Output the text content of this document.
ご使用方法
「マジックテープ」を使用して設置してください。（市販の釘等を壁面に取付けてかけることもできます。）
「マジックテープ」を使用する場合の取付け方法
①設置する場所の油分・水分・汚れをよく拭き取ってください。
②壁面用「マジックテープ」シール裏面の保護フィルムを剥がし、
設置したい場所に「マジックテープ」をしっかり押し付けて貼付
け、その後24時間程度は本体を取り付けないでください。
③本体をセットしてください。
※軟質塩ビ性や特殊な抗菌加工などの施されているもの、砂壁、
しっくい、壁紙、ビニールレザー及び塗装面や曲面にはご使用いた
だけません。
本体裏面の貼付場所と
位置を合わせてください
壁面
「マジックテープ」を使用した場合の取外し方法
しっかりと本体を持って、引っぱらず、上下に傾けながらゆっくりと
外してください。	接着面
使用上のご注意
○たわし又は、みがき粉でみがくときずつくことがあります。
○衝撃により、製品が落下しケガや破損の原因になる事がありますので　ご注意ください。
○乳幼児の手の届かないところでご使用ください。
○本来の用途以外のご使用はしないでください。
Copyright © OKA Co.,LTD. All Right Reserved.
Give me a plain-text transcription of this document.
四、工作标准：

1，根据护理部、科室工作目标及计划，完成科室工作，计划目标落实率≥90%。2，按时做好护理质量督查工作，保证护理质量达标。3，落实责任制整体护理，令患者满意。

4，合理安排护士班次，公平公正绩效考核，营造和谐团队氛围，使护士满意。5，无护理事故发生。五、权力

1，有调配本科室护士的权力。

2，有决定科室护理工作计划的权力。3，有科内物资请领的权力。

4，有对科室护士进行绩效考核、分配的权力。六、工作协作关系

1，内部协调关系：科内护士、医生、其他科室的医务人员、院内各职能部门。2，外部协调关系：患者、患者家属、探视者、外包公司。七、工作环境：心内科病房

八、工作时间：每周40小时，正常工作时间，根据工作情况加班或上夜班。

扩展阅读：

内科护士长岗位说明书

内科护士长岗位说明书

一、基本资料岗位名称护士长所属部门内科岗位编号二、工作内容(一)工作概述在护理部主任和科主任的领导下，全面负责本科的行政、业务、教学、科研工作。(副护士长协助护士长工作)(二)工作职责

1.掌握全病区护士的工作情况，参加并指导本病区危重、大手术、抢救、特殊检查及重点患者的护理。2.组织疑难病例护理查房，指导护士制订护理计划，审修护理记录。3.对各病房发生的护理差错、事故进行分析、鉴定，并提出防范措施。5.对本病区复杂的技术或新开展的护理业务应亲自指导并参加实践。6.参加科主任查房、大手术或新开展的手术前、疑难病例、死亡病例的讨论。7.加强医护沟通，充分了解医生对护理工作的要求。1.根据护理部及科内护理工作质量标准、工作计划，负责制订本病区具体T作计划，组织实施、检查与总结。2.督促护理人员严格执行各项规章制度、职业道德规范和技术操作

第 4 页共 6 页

> [WHAT THIS TASK INVOLVES] Take the line in which "Give me a plain-text" occurs and each subsequent line through the end; give these lines again without alteration.

> [ANSWER TO THIS EXERCISE]
Give me a plain-text transcription of this document.
四、工作标准：

1，根据护理部、科室工作目标及计划，完成科室工作，计划目标落实率≥90%。2，按时做好护理质量督查工作，保证护理质量达标。3，落实责任制整体护理，令患者满意。

4，合理安排护士班次，公平公正绩效考核，营造和谐团队氛围，使护士满意。5，无护理事故发生。五、权力

1，有调配本科室护士的权力。

2，有决定科室护理工作计划的权力。3，有科内物资请领的权力。

4，有对科室护士进行绩效考核、分配的权力。六、工作协作关系

1，内部协调关系：科内护士、医生、其他科室的医务人员、院内各职能部门。2，外部协调关系：患者、患者家属、探视者、外包公司。七、工作环境：心内科病房

八、工作时间：每周40小时，正常工作时间，根据工作情况加班或上夜班。

扩展阅读：

内科护士长岗位说明书

内科护士长岗位说明书

一、基本资料岗位名称护士长所属部门内科岗位编号二、工作内容(一)工作概述在护理部主任和科主任的领导下，全面负责本科的行政、业务、教学、科研工作。(副护士长协助护士长工作)(二)工作职责

1.掌握全病区护士的工作情况，参加并指导本病区危重、大手术、抢救、特殊检查及重点患者的护理。2.组织疑难病例护理查房，指导护士制订护理计划，审修护理记录。3.对各病房发生的护理差错、事故进行分析、鉴定，并提出防范措施。5.对本病区复杂的技术或新开展的护理业务应亲自指导并参加实践。6.参加科主任查房、大手术或新开展的手术前、疑难病例、死亡病例的讨论。7.加强医护沟通，充分了解医生对护理工作的要求。1.根据护理部及科内护理工作质量标准、工作计划，负责制订本病区具体T作计划，组织实施、检查与总结。2.督促护理人员严格执行各项规章制度、职业道德规范和技术操作

第 4 页共 6 页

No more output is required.